> **Input for this task**:

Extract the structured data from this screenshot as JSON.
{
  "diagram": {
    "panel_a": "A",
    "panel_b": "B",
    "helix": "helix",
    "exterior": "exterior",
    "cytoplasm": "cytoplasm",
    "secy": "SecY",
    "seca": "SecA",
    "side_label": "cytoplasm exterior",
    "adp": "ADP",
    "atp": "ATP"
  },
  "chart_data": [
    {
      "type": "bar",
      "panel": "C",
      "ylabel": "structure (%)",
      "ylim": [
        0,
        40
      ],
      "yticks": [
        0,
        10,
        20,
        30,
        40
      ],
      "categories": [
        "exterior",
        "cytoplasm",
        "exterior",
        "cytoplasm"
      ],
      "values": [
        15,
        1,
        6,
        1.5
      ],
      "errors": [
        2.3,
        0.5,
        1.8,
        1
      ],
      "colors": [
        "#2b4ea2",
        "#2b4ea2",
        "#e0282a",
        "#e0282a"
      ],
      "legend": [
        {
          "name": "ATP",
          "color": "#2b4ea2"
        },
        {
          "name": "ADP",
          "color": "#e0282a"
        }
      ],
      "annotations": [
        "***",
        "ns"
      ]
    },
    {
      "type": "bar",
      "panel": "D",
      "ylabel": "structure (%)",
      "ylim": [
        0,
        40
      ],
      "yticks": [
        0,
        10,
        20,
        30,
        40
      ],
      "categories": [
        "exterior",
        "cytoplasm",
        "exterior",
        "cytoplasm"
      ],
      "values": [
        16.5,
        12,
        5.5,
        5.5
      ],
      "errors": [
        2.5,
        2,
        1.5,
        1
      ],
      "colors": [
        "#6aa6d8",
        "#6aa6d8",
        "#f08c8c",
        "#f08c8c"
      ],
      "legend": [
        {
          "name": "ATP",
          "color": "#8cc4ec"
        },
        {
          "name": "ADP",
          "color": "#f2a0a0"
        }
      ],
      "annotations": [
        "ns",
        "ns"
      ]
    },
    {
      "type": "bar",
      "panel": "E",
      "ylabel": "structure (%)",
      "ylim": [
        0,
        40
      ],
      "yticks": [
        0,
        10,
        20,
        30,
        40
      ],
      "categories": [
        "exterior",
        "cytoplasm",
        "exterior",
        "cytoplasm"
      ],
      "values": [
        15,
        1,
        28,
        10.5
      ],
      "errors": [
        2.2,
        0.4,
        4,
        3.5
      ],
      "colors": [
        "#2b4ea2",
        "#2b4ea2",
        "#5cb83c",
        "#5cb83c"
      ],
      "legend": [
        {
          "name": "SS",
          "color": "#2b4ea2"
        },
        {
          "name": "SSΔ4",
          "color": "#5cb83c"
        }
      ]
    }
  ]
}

> **Work to do**:
Reproduce each entry exactly, leaving out nothing.

> **The solution**:
Extract the structured data from this screenshot as JSON.
{
  "diagram": {
    "panel_a": "A",
    "panel_b": "B",
    "helix": "helix",
    "exterior": "exterior",
    "cytoplasm": "cytoplasm",
    "secy": "SecY",
    "seca": "SecA",
    "side_label": "cytoplasm exterior",
    "adp": "ADP",
    "atp": "ATP"
  },
  "chart_data": [
    {
      "type": "bar",
      "panel": "C",
      "ylabel": "structure (%)",
      "ylim": [
        0,
        40
      ],
      "yticks": [
        0,
        10,
        20,
        30,
        40
      ],
      "categories": [
        "exterior",
        "cytoplasm",
        "exterior",
        "cytoplasm"
      ],
      "values": [
        15,
        1,
        6,
        1.5
      ],
      "errors": [
        2.3,
        0.5,
        1.8,
        1
      ],
      "colors": [
        "#2b4ea2",
        "#2b4ea2",
        "#e0282a",
        "#e0282a"
      ],
      "legend": [
        {
          "name": "ATP",
          "color": "#2b4ea2"
        },
        {
          "name": "ADP",
          "color": "#e0282a"
        }
      ],
      "annotations": [
        "***",
        "ns"
      ]
    },
    {
      "type": "bar",
      "panel": "D",
      "ylabel": "structure (%)",
      "ylim": [
        0,
        40
      ],
      "yticks": [
        0,
        10,
        20,
        30,
        40
      ],
      "categories": [
        "exterior",
        "cytoplasm",
        "exterior",
        "cytoplasm"
      ],
      "values": [
        16.5,
        12,
        5.5,
        5.5
      ],
      "errors": [
        2.5,
        2,
        1.5,
        1
      ],
      "colors": [
        "#6aa6d8",
        "#6aa6d8",
        "#f08c8c",
        "#f08c8c"
      ],
      "legend": [
        {
          "name": "ATP",
          "color": "#8cc4ec"
        },
        {
          "name": "ADP",
          "color": "#f2a0a0"
        }
      ],
      "annotations": [
        "ns",
        "ns"
      ]
    },
    {
      "type": "bar",
      "panel": "E",
      "ylabel": "structure (%)",
      "ylim": [
        0,
        40
      ],
      "yticks": [
        0,
        10,
        20,
        30,
        40
      ],
      "categories": [
        "exterior",
        "cytoplasm",
        "exterior",
        "cytoplasm"
      ],
      "values": [
        15,
        1,
        28,
        10.5
      ],
      "errors": [
        2.2,
        0.4,
        4,
        3.5
      ],
      "colors": [
        "#2b4ea2",
        "#2b4ea2",
        "#5cb83c",
        "#5cb83c"
      ],
      "legend": [
        {
          "name": "SS",
          "color": "#2b4ea2"
        },
        {
          "name": "SSΔ4",
          "color": "#5cb83c"
        }
      ]
    }
  ]
}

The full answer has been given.